━━━━━ RECORDS SUPPLIED ━━━━━

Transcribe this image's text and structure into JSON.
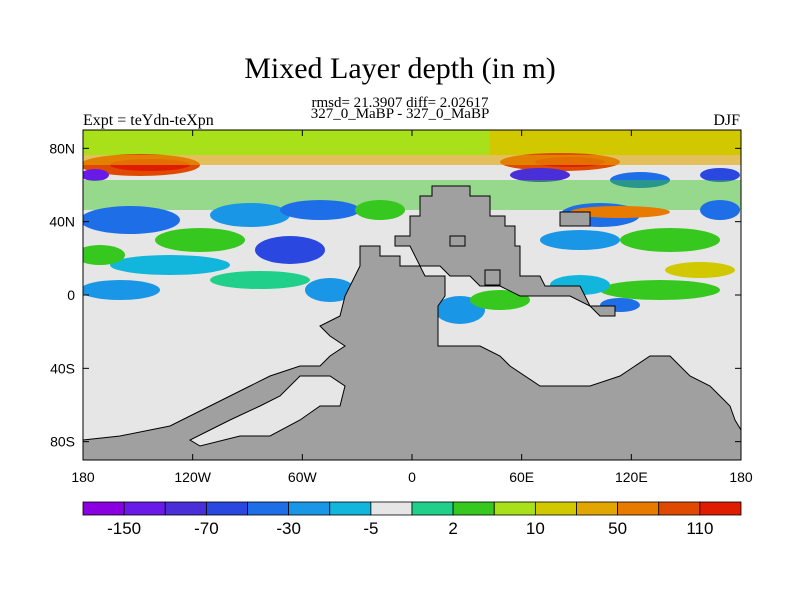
{
  "title": "Mixed Layer depth (in m)",
  "subtitle_stats": "rmsd= 21.3907 diff= 2.02617",
  "subtitle_runs": "327_0_MaBP - 327_0_MaBP",
  "left_label": "Expt = teYdn-teXpn",
  "right_label": "DJF",
  "chart_data": {
    "type": "heatmap",
    "projection": "cylindrical equidistant",
    "x_ticks": [
      "180",
      "120W",
      "60W",
      "0",
      "60E",
      "120E",
      "180"
    ],
    "y_ticks": [
      "80N",
      "40N",
      "0",
      "40S",
      "80S"
    ],
    "lon_range": [
      -180,
      180
    ],
    "lat_range": [
      -90,
      90
    ],
    "land_color": "#a0a0a0",
    "colorbar": {
      "colors": [
        "#8a00e0",
        "#6a1ae8",
        "#4a2ed8",
        "#2a48e0",
        "#1e6ee8",
        "#1a96e6",
        "#12b6dc",
        "#e6e6e6",
        "#20d08a",
        "#36c81e",
        "#a8e01a",
        "#d2c800",
        "#e2a600",
        "#e87a00",
        "#e04a00",
        "#e01c00"
      ],
      "labels": [
        "-150",
        "-70",
        "-30",
        "-5",
        "2",
        "10",
        "50",
        "110"
      ]
    }
  }
}
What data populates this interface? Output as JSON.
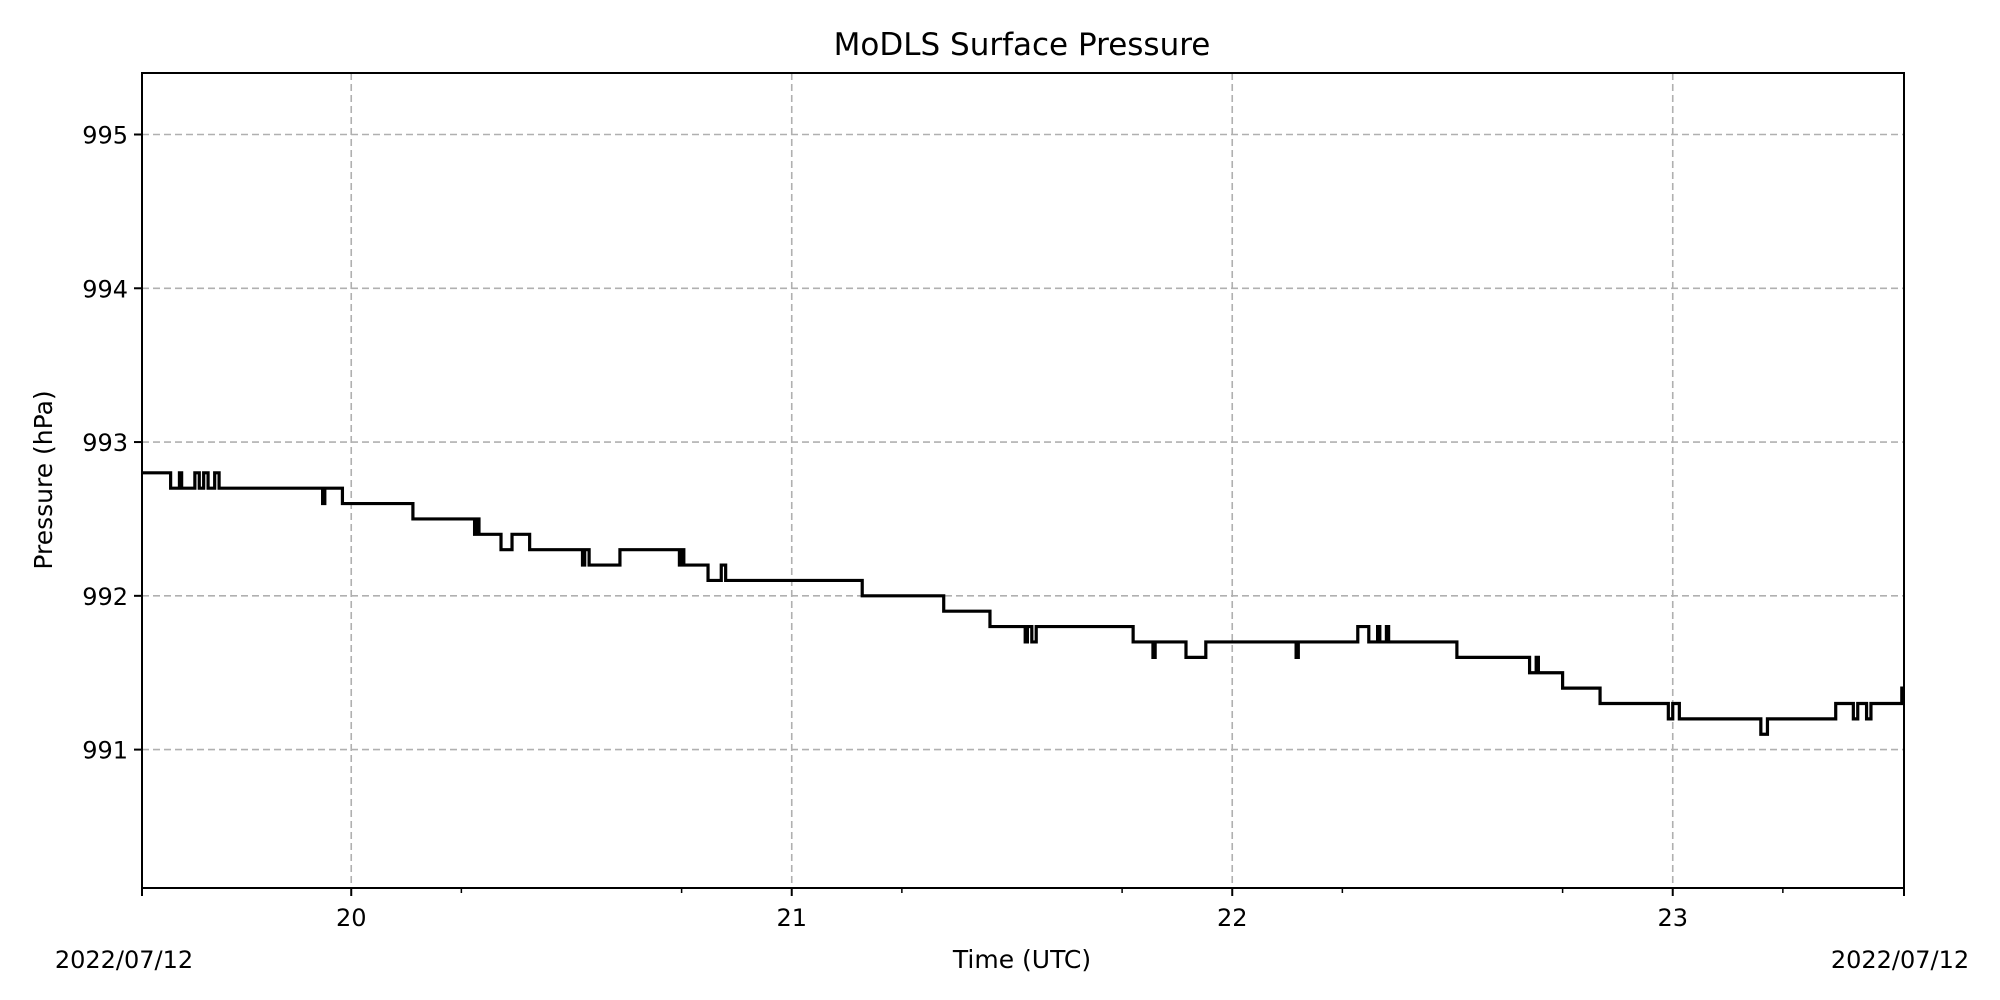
{
  "chart_data": {
    "type": "line",
    "title": "MoDLS Surface Pressure",
    "xlabel": "Time (UTC)",
    "ylabel": "Pressure (hPa)",
    "xlim": [
      19.525,
      23.525
    ],
    "ylim": [
      990.1,
      995.4
    ],
    "x_ticks": [
      20,
      21,
      22,
      23
    ],
    "x_minor_ticks": [
      20.25,
      20.75,
      21.25,
      21.75,
      22.25,
      22.75,
      23.25
    ],
    "y_ticks": [
      991,
      992,
      993,
      994,
      995
    ],
    "corner_labels": {
      "left": "2022/07/12",
      "right": "2022/07/12"
    },
    "grid": true,
    "legend": "none",
    "line_color": "#000000",
    "drawstyle": "steps",
    "series": [
      {
        "x": [
          19.525,
          19.59,
          19.61,
          19.615,
          19.645,
          19.655,
          19.665,
          19.675,
          19.69,
          19.7,
          19.935,
          19.94,
          19.98,
          20.14,
          20.28,
          20.285,
          20.29,
          20.34,
          20.365,
          20.405,
          20.525,
          20.53,
          20.54,
          20.61,
          20.745,
          20.75,
          20.755,
          20.81,
          20.84,
          20.85,
          20.855,
          21.16,
          21.345,
          21.45,
          21.53,
          21.535,
          21.545,
          21.555,
          21.775,
          21.82,
          21.825,
          21.83,
          21.895,
          21.94,
          22.145,
          22.15,
          22.285,
          22.31,
          22.33,
          22.335,
          22.35,
          22.355,
          22.51,
          22.515,
          22.675,
          22.69,
          22.695,
          22.75,
          22.835,
          22.845,
          22.965,
          22.99,
          23.0,
          23.015,
          23.2,
          23.215,
          23.37,
          23.38,
          23.41,
          23.42,
          23.44,
          23.45,
          23.52,
          23.525
        ],
        "y": [
          992.8,
          992.7,
          992.8,
          992.7,
          992.8,
          992.7,
          992.8,
          992.7,
          992.8,
          992.7,
          992.6,
          992.7,
          992.6,
          992.5,
          992.4,
          992.5,
          992.4,
          992.3,
          992.4,
          992.3,
          992.2,
          992.3,
          992.2,
          992.3,
          992.2,
          992.3,
          992.2,
          992.1,
          992.2,
          992.1,
          992.1,
          992.0,
          991.9,
          991.8,
          991.7,
          991.8,
          991.7,
          991.8,
          991.7,
          991.6,
          991.7,
          991.7,
          991.6,
          991.7,
          991.6,
          991.7,
          991.8,
          991.7,
          991.8,
          991.7,
          991.8,
          991.7,
          991.6,
          991.6,
          991.5,
          991.6,
          991.5,
          991.4,
          991.3,
          991.3,
          991.3,
          991.2,
          991.3,
          991.2,
          991.1,
          991.2,
          991.3,
          991.3,
          991.2,
          991.3,
          991.2,
          991.3,
          991.4,
          991.4
        ]
      }
    ]
  }
}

━━━━━

- **TO BE DONE**
Across the preceding material, how many lines contain the word "Pressure"? State the number alone.

- **EXERCISE ANSWER**
2